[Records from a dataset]
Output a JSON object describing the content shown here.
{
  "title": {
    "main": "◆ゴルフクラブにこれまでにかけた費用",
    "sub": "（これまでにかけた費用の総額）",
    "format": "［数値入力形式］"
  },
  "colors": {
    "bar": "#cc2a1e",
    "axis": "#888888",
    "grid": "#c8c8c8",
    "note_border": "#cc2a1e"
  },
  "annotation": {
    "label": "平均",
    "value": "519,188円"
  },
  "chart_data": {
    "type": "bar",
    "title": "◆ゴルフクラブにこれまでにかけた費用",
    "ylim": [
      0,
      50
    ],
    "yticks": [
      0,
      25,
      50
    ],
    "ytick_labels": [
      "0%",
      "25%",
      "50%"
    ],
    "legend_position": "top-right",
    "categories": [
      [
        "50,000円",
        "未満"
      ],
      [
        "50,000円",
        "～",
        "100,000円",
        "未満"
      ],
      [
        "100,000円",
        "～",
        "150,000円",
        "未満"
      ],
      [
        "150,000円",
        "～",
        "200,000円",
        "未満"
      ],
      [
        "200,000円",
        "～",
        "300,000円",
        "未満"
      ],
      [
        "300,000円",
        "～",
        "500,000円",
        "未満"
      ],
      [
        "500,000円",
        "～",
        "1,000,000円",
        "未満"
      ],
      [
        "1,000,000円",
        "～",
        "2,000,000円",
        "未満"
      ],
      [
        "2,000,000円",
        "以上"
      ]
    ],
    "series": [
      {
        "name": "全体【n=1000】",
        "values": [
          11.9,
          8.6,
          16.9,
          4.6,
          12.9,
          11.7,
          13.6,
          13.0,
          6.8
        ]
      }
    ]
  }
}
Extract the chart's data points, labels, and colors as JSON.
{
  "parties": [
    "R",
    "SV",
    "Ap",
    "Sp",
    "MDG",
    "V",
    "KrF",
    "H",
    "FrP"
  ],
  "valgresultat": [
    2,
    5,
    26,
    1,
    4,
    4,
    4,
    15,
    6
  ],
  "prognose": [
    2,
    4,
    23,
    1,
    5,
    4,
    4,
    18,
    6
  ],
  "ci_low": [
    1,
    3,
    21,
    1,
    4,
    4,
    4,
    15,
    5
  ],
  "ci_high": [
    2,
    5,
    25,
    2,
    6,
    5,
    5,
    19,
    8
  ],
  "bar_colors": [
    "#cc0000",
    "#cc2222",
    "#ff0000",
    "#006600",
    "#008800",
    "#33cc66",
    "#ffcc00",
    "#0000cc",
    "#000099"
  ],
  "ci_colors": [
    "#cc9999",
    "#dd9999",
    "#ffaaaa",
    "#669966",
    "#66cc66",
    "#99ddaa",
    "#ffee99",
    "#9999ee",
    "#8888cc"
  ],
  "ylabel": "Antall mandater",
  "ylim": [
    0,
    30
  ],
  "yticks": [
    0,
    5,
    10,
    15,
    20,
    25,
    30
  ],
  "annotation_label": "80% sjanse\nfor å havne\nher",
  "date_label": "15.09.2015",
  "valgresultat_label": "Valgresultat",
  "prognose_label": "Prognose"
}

**Challenge**. Word for word, quote all of the data above.

**Solution below**.
Output a JSON object describing the content shown here.
{
  "title": {
    "main": "◆ゴルフクラブにこれまでにかけた費用",
    "sub": "（これまでにかけた費用の総額）",
    "format": "［数値入力形式］"
  },
  "colors": {
    "bar": "#cc2a1e",
    "axis": "#888888",
    "grid": "#c8c8c8",
    "note_border": "#cc2a1e"
  },
  "annotation": {
    "label": "平均",
    "value": "519,188円"
  },
  "chart_data": {
    "type": "bar",
    "title": "◆ゴルフクラブにこれまでにかけた費用",
    "ylim": [
      0,
      50
    ],
    "yticks": [
      0,
      25,
      50
    ],
    "ytick_labels": [
      "0%",
      "25%",
      "50%"
    ],
    "legend_position": "top-right",
    "categories": [
      [
        "50,000円",
        "未満"
      ],
      [
        "50,000円",
        "～",
        "100,000円",
        "未満"
      ],
      [
        "100,000円",
        "～",
        "150,000円",
        "未満"
      ],
      [
        "150,000円",
        "～",
        "200,000円",
        "未満"
      ],
      [
        "200,000円",
        "～",
        "300,000円",
        "未満"
      ],
      [
        "300,000円",
        "～",
        "500,000円",
        "未満"
      ],
      [
        "500,000円",
        "～",
        "1,000,000円",
        "未満"
      ],
      [
        "1,000,000円",
        "～",
        "2,000,000円",
        "未満"
      ],
      [
        "2,000,000円",
        "以上"
      ]
    ],
    "series": [
      {
        "name": "全体【n=1000】",
        "values": [
          11.9,
          8.6,
          16.9,
          4.6,
          12.9,
          11.7,
          13.6,
          13.0,
          6.8
        ]
      }
    ]
  }
}
Extract the chart's data points, labels, and colors as JSON.
{
  "parties": [
    "R",
    "SV",
    "Ap",
    "Sp",
    "MDG",
    "V",
    "KrF",
    "H",
    "FrP"
  ],
  "valgresultat": [
    2,
    5,
    26,
    1,
    4,
    4,
    4,
    15,
    6
  ],
  "prognose": [
    2,
    4,
    23,
    1,
    5,
    4,
    4,
    18,
    6
  ],
  "ci_low": [
    1,
    3,
    21,
    1,
    4,
    4,
    4,
    15,
    5
  ],
  "ci_high": [
    2,
    5,
    25,
    2,
    6,
    5,
    5,
    19,
    8
  ],
  "bar_colors": [
    "#cc0000",
    "#cc2222",
    "#ff0000",
    "#006600",
    "#008800",
    "#33cc66",
    "#ffcc00",
    "#0000cc",
    "#000099"
  ],
  "ci_colors": [
    "#cc9999",
    "#dd9999",
    "#ffaaaa",
    "#669966",
    "#66cc66",
    "#99ddaa",
    "#ffee99",
    "#9999ee",
    "#8888cc"
  ],
  "ylabel": "Antall mandater",
  "ylim": [
    0,
    30
  ],
  "yticks": [
    0,
    5,
    10,
    15,
    20,
    25,
    30
  ],
  "annotation_label": "80% sjanse\nfor å havne\nher",
  "date_label": "15.09.2015",
  "valgresultat_label": "Valgresultat",
  "prognose_label": "Prognose"
}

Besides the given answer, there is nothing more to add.